> _Task objective_
Reproduce the listing below in full and without alteration, apart from its pictures.

--- START OF Dataset records ---

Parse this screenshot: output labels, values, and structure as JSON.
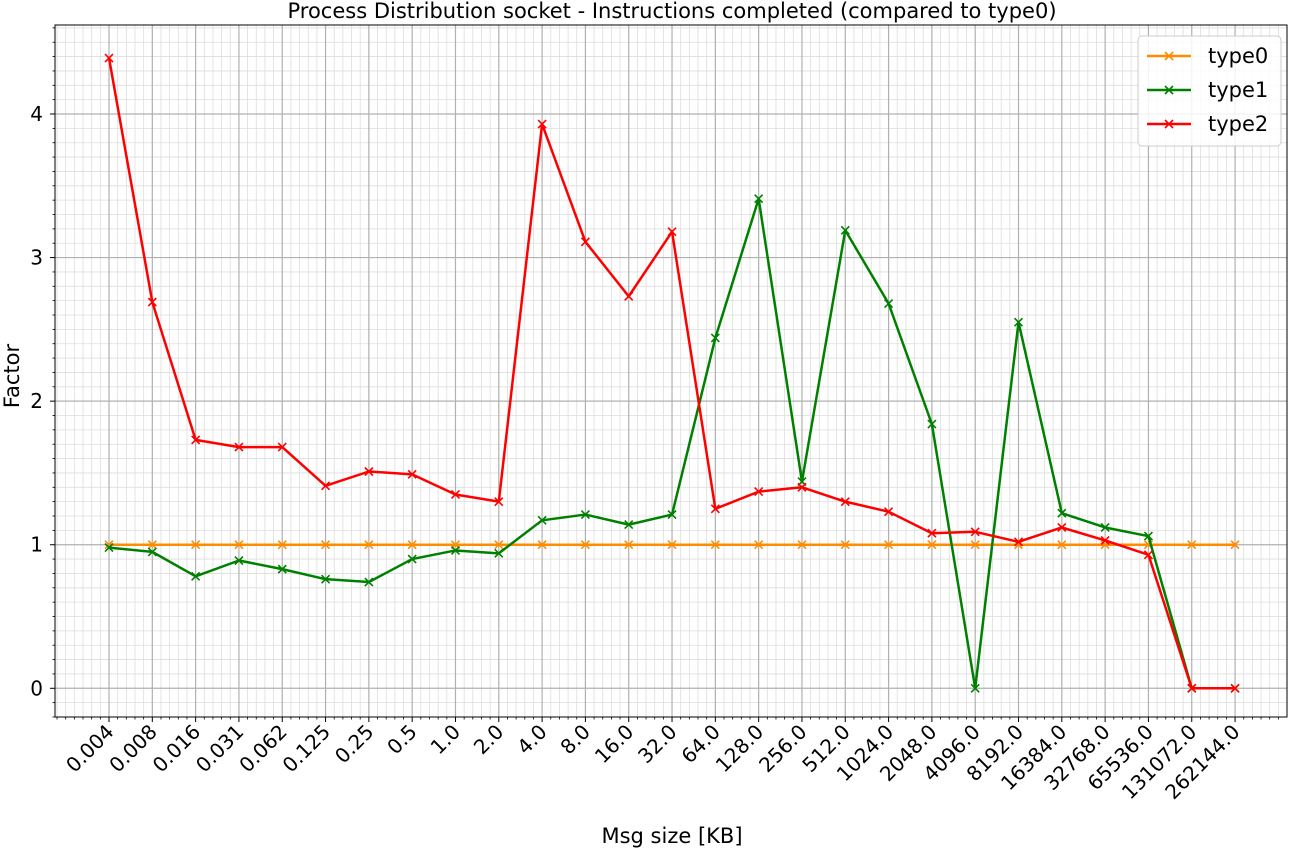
{
  "chart_data": {
    "type": "line",
    "title": "Process Distribution socket - Instructions completed (compared to type0)",
    "xlabel": "Msg size [KB]",
    "ylabel": "Factor",
    "ylim": [
      -0.2,
      4.62
    ],
    "y_ticks": [
      0,
      1,
      2,
      3,
      4
    ],
    "y_minor_step": 0.1,
    "grid": true,
    "legend_position": "top-right",
    "categories": [
      "0.004",
      "0.008",
      "0.016",
      "0.031",
      "0.062",
      "0.125",
      "0.25",
      "0.5",
      "1.0",
      "2.0",
      "4.0",
      "8.0",
      "16.0",
      "32.0",
      "64.0",
      "128.0",
      "256.0",
      "512.0",
      "1024.0",
      "2048.0",
      "4096.0",
      "8192.0",
      "16384.0",
      "32768.0",
      "65536.0",
      "131072.0",
      "262144.0"
    ],
    "series": [
      {
        "name": "type0",
        "color": "#ff8c00",
        "values": [
          1,
          1,
          1,
          1,
          1,
          1,
          1,
          1,
          1,
          1,
          1,
          1,
          1,
          1,
          1,
          1,
          1,
          1,
          1,
          1,
          1,
          1,
          1,
          1,
          1,
          1,
          1
        ]
      },
      {
        "name": "type1",
        "color": "#008000",
        "values": [
          0.98,
          0.95,
          0.78,
          0.89,
          0.83,
          0.76,
          0.74,
          0.9,
          0.96,
          0.94,
          1.17,
          1.21,
          1.14,
          1.21,
          2.44,
          3.41,
          1.44,
          3.19,
          2.68,
          1.84,
          0.0,
          2.55,
          1.22,
          1.12,
          1.06,
          0.0,
          0.0
        ]
      },
      {
        "name": "type2",
        "color": "#ff0000",
        "values": [
          4.39,
          2.69,
          1.73,
          1.68,
          1.68,
          1.41,
          1.51,
          1.49,
          1.35,
          1.3,
          3.93,
          3.11,
          2.73,
          3.18,
          1.25,
          1.37,
          1.4,
          1.3,
          1.23,
          1.08,
          1.09,
          1.02,
          1.12,
          1.03,
          0.93,
          0.0,
          0.0
        ]
      }
    ]
  }
}
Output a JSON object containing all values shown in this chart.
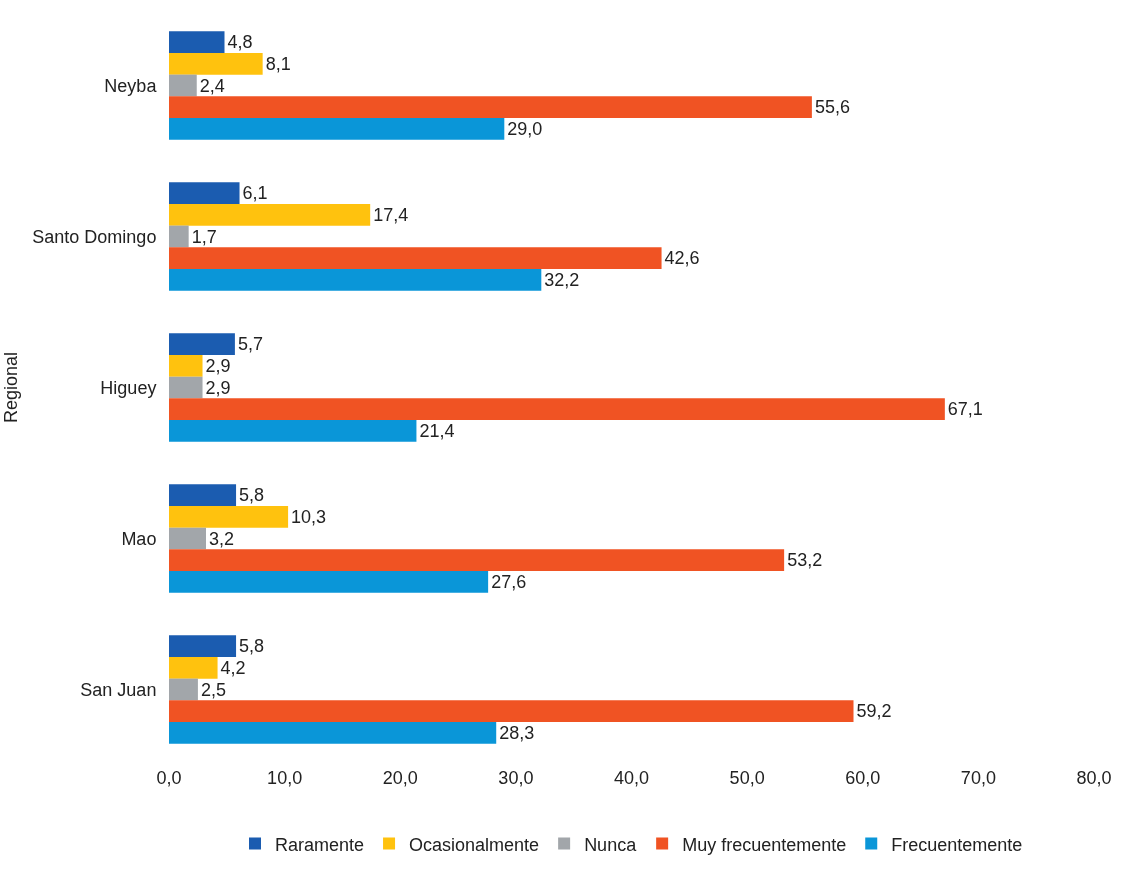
{
  "chart_data": {
    "type": "bar",
    "orientation": "horizontal",
    "ylabel": "Regional",
    "categories": [
      "Neyba",
      "Santo Domingo",
      "Higuey",
      "Mao",
      "San Juan"
    ],
    "series": [
      {
        "name": "Raramente",
        "color": "#1b5cb0",
        "values": [
          4.8,
          6.1,
          5.7,
          5.8,
          5.8
        ],
        "value_labels": [
          "4,8",
          "6,1",
          "5,7",
          "5,8",
          "5,8"
        ]
      },
      {
        "name": "Ocasionalmente",
        "color": "#ffc20e",
        "values": [
          8.1,
          17.4,
          2.9,
          10.3,
          4.2
        ],
        "value_labels": [
          "8,1",
          "17,4",
          "2,9",
          "10,3",
          "4,2"
        ]
      },
      {
        "name": "Nunca",
        "color": "#a2a6aa",
        "values": [
          2.4,
          1.7,
          2.9,
          3.2,
          2.5
        ],
        "value_labels": [
          "2,4",
          "1,7",
          "2,9",
          "3,2",
          "2,5"
        ]
      },
      {
        "name": "Muy frecuentemente",
        "color": "#f05323",
        "values": [
          55.6,
          42.6,
          67.1,
          53.2,
          59.2
        ],
        "value_labels": [
          "55,6",
          "42,6",
          "67,1",
          "53,2",
          "59,2"
        ]
      },
      {
        "name": "Frecuentemente",
        "color": "#0a96d8",
        "values": [
          29.0,
          32.2,
          21.4,
          27.6,
          28.3
        ],
        "value_labels": [
          "29,0",
          "32,2",
          "21,4",
          "27,6",
          "28,3"
        ]
      }
    ],
    "xlim": [
      0,
      80
    ],
    "xticks": [
      {
        "value": 0,
        "label": "0,0"
      },
      {
        "value": 10,
        "label": "10,0"
      },
      {
        "value": 20,
        "label": "20,0"
      },
      {
        "value": 30,
        "label": "30,0"
      },
      {
        "value": 40,
        "label": "40,0"
      },
      {
        "value": 50,
        "label": "50,0"
      },
      {
        "value": 60,
        "label": "60,0"
      },
      {
        "value": 70,
        "label": "70,0"
      },
      {
        "value": 80,
        "label": "80,0"
      }
    ],
    "grid": false,
    "legend": "bottom"
  }
}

--- END OF Dataset records ---

> _Expected answer_
Parse this screenshot: output labels, values, and structure as JSON.
{
  "chart_data": {
    "type": "line",
    "title": "Process Distribution socket - Instructions completed (compared to type0)",
    "xlabel": "Msg size [KB]",
    "ylabel": "Factor",
    "ylim": [
      -0.2,
      4.62
    ],
    "y_ticks": [
      0,
      1,
      2,
      3,
      4
    ],
    "y_minor_step": 0.1,
    "grid": true,
    "legend_position": "top-right",
    "categories": [
      "0.004",
      "0.008",
      "0.016",
      "0.031",
      "0.062",
      "0.125",
      "0.25",
      "0.5",
      "1.0",
      "2.0",
      "4.0",
      "8.0",
      "16.0",
      "32.0",
      "64.0",
      "128.0",
      "256.0",
      "512.0",
      "1024.0",
      "2048.0",
      "4096.0",
      "8192.0",
      "16384.0",
      "32768.0",
      "65536.0",
      "131072.0",
      "262144.0"
    ],
    "series": [
      {
        "name": "type0",
        "color": "#ff8c00",
        "values": [
          1,
          1,
          1,
          1,
          1,
          1,
          1,
          1,
          1,
          1,
          1,
          1,
          1,
          1,
          1,
          1,
          1,
          1,
          1,
          1,
          1,
          1,
          1,
          1,
          1,
          1,
          1
        ]
      },
      {
        "name": "type1",
        "color": "#008000",
        "values": [
          0.98,
          0.95,
          0.78,
          0.89,
          0.83,
          0.76,
          0.74,
          0.9,
          0.96,
          0.94,
          1.17,
          1.21,
          1.14,
          1.21,
          2.44,
          3.41,
          1.44,
          3.19,
          2.68,
          1.84,
          0.0,
          2.55,
          1.22,
          1.12,
          1.06,
          0.0,
          0.0
        ]
      },
      {
        "name": "type2",
        "color": "#ff0000",
        "values": [
          4.39,
          2.69,
          1.73,
          1.68,
          1.68,
          1.41,
          1.51,
          1.49,
          1.35,
          1.3,
          3.93,
          3.11,
          2.73,
          3.18,
          1.25,
          1.37,
          1.4,
          1.3,
          1.23,
          1.08,
          1.09,
          1.02,
          1.12,
          1.03,
          0.93,
          0.0,
          0.0
        ]
      }
    ]
  }
}
Output a JSON object containing all values shown in this chart.
{
  "chart_data": {
    "type": "bar",
    "orientation": "horizontal",
    "ylabel": "Regional",
    "categories": [
      "Neyba",
      "Santo Domingo",
      "Higuey",
      "Mao",
      "San Juan"
    ],
    "series": [
      {
        "name": "Raramente",
        "color": "#1b5cb0",
        "values": [
          4.8,
          6.1,
          5.7,
          5.8,
          5.8
        ],
        "value_labels": [
          "4,8",
          "6,1",
          "5,7",
          "5,8",
          "5,8"
        ]
      },
      {
        "name": "Ocasionalmente",
        "color": "#ffc20e",
        "values": [
          8.1,
          17.4,
          2.9,
          10.3,
          4.2
        ],
        "value_labels": [
          "8,1",
          "17,4",
          "2,9",
          "10,3",
          "4,2"
        ]
      },
      {
        "name": "Nunca",
        "color": "#a2a6aa",
        "values": [
          2.4,
          1.7,
          2.9,
          3.2,
          2.5
        ],
        "value_labels": [
          "2,4",
          "1,7",
          "2,9",
          "3,2",
          "2,5"
        ]
      },
      {
        "name": "Muy frecuentemente",
        "color": "#f05323",
        "values": [
          55.6,
          42.6,
          67.1,
          53.2,
          59.2
        ],
        "value_labels": [
          "55,6",
          "42,6",
          "67,1",
          "53,2",
          "59,2"
        ]
      },
      {
        "name": "Frecuentemente",
        "color": "#0a96d8",
        "values": [
          29.0,
          32.2,
          21.4,
          27.6,
          28.3
        ],
        "value_labels": [
          "29,0",
          "32,2",
          "21,4",
          "27,6",
          "28,3"
        ]
      }
    ],
    "xlim": [
      0,
      80
    ],
    "xticks": [
      {
        "value": 0,
        "label": "0,0"
      },
      {
        "value": 10,
        "label": "10,0"
      },
      {
        "value": 20,
        "label": "20,0"
      },
      {
        "value": 30,
        "label": "30,0"
      },
      {
        "value": 40,
        "label": "40,0"
      },
      {
        "value": 50,
        "label": "50,0"
      },
      {
        "value": 60,
        "label": "60,0"
      },
      {
        "value": 70,
        "label": "70,0"
      },
      {
        "value": 80,
        "label": "80,0"
      }
    ],
    "grid": false,
    "legend": "bottom"
  }
}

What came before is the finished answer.